Exercise:
From the listing below, extract every line containing "рублей".

====== Provided information

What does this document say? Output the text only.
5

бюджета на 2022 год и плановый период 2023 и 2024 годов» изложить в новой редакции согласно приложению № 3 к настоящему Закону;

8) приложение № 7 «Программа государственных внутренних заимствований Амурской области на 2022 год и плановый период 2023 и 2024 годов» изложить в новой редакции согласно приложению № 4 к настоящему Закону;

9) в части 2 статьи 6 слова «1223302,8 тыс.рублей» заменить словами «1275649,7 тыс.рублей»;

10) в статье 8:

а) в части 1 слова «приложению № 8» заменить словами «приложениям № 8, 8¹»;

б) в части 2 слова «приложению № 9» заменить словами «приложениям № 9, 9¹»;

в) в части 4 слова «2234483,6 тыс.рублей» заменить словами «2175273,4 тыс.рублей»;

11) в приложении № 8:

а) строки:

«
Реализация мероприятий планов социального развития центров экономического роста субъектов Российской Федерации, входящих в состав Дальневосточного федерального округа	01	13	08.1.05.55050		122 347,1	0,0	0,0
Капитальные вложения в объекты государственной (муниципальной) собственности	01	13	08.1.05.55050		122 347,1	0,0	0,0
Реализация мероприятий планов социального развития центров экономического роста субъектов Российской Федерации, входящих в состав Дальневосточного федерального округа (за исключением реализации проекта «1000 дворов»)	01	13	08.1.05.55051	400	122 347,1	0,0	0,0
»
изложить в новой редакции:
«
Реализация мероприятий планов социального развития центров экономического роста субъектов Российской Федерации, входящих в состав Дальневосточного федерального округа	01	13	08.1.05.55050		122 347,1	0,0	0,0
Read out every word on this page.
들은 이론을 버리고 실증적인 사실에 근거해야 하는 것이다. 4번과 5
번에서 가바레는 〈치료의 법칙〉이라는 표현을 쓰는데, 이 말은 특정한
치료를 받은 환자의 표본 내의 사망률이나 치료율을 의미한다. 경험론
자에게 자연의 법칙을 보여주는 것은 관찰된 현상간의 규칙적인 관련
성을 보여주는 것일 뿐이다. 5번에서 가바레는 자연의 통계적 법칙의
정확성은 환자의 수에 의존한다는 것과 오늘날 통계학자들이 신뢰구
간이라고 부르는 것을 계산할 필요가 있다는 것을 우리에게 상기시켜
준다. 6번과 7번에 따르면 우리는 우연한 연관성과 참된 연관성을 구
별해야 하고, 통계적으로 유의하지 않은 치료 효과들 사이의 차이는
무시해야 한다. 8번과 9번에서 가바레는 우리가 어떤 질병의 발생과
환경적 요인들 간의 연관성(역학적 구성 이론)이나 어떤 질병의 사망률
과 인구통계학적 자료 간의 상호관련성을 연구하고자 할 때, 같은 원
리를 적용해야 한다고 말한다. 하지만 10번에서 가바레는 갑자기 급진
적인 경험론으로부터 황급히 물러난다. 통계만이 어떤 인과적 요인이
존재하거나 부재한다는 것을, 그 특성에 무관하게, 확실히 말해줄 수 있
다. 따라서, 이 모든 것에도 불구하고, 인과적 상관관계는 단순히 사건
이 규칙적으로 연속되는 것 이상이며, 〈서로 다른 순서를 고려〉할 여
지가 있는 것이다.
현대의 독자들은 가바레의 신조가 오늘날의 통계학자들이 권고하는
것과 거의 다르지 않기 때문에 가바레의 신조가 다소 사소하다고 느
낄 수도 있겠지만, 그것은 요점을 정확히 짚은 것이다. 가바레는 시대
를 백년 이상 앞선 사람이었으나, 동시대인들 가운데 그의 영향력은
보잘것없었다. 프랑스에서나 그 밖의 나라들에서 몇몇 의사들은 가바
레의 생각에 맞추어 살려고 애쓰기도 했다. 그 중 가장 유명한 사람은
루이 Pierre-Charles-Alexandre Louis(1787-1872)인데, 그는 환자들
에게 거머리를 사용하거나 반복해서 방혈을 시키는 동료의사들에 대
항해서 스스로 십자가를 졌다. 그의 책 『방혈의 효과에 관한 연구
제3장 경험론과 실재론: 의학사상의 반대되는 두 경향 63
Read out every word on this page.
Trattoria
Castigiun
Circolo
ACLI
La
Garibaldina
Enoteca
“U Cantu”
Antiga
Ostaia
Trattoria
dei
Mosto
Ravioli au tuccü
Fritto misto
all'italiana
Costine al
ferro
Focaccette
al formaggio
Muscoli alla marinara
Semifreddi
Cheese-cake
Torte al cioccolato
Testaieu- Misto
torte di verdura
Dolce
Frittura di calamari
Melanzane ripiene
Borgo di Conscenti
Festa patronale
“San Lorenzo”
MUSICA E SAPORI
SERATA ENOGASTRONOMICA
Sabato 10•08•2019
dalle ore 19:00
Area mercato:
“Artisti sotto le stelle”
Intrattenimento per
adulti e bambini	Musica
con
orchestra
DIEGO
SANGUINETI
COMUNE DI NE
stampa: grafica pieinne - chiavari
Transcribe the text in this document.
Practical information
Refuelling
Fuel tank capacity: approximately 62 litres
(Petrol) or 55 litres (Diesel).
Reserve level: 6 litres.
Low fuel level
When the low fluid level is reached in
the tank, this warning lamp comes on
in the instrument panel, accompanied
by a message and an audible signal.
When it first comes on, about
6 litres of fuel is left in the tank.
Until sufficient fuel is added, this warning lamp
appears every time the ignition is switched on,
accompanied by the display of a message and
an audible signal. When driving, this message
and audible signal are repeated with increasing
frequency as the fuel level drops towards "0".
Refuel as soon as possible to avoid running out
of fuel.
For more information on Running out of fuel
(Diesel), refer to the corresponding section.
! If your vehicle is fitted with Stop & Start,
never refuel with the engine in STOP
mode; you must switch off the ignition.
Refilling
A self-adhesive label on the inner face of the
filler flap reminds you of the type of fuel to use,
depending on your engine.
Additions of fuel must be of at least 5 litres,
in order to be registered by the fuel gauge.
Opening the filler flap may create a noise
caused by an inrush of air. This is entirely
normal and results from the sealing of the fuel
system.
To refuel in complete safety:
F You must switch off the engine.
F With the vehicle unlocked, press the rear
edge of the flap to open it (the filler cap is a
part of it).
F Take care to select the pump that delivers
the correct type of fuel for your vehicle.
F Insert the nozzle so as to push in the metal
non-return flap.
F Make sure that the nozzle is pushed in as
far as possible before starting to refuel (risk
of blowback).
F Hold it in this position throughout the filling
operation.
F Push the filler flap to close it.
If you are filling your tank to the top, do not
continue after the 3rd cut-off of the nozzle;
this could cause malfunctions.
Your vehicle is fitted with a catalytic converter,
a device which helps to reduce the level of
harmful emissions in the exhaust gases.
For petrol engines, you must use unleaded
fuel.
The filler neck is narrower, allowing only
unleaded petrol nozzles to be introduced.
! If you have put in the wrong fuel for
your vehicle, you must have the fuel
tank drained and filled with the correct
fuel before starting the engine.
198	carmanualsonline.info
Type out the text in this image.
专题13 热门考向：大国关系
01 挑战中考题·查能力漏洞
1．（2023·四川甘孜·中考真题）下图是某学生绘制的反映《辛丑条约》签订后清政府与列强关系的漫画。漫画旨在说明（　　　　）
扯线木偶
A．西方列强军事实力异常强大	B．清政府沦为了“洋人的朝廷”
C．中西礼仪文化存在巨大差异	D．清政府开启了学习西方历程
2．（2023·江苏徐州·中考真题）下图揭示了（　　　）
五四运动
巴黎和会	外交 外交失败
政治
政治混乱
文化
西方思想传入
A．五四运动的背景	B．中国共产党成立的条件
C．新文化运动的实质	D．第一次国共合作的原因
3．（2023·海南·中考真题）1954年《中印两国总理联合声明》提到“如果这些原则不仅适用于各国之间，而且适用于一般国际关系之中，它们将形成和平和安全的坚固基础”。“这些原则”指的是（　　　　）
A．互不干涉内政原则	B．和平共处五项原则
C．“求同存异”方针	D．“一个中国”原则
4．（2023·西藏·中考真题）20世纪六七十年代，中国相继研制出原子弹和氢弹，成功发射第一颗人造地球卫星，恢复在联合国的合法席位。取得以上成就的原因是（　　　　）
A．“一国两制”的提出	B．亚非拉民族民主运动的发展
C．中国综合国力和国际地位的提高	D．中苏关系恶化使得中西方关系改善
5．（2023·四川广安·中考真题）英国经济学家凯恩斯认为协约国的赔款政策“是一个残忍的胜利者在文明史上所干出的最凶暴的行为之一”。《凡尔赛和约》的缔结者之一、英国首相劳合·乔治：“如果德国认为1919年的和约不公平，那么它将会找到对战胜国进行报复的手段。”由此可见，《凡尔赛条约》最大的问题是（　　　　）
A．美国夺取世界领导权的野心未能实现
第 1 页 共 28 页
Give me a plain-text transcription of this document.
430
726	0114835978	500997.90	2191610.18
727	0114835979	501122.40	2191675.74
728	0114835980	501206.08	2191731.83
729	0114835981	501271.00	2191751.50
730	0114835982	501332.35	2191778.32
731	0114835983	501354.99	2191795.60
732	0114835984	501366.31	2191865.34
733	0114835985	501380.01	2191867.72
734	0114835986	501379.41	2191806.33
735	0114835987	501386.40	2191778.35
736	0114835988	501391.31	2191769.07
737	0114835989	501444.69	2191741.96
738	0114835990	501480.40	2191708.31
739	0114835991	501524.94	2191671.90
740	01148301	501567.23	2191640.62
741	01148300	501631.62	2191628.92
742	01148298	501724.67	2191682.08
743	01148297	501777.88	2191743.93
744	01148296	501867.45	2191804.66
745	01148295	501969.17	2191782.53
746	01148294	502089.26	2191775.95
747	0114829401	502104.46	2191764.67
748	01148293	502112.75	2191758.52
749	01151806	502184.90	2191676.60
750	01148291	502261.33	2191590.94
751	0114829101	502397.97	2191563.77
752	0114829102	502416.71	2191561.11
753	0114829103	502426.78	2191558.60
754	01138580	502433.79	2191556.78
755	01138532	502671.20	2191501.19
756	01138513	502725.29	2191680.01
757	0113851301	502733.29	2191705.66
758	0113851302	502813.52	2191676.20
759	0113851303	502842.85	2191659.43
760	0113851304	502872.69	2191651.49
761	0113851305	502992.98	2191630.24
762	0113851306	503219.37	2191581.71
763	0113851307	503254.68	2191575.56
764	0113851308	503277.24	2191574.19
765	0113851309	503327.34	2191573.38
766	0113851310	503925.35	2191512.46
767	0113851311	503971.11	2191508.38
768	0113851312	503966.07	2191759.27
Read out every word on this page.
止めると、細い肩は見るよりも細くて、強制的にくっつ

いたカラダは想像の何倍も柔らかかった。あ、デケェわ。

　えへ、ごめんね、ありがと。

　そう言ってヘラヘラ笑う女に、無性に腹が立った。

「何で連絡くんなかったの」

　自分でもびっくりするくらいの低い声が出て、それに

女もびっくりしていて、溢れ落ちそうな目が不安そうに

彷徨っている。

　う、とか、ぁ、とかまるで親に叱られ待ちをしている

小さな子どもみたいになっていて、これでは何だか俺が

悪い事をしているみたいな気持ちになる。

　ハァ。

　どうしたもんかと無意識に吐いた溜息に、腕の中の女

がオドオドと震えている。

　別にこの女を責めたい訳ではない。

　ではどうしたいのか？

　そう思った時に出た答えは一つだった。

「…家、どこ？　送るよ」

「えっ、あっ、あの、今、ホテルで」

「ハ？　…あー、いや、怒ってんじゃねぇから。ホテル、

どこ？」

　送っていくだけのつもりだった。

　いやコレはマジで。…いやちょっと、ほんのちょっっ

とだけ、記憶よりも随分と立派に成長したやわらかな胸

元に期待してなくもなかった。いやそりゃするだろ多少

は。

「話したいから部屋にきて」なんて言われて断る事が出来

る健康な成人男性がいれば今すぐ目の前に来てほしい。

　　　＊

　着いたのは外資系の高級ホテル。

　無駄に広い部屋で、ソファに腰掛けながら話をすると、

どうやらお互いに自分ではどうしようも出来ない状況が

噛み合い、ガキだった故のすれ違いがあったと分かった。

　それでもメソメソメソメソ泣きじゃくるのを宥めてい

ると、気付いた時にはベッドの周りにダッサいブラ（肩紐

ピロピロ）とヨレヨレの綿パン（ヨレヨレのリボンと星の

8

============

Result below:
9) в части 2 статьи 6 слова «1223302,8 тыс.рублей» заменить словами «1275649,7 тыс.рублей»;
в) в части 4 слова «2234483,6 тыс.рублей» заменить словами «2175273,4 тыс.рублей»;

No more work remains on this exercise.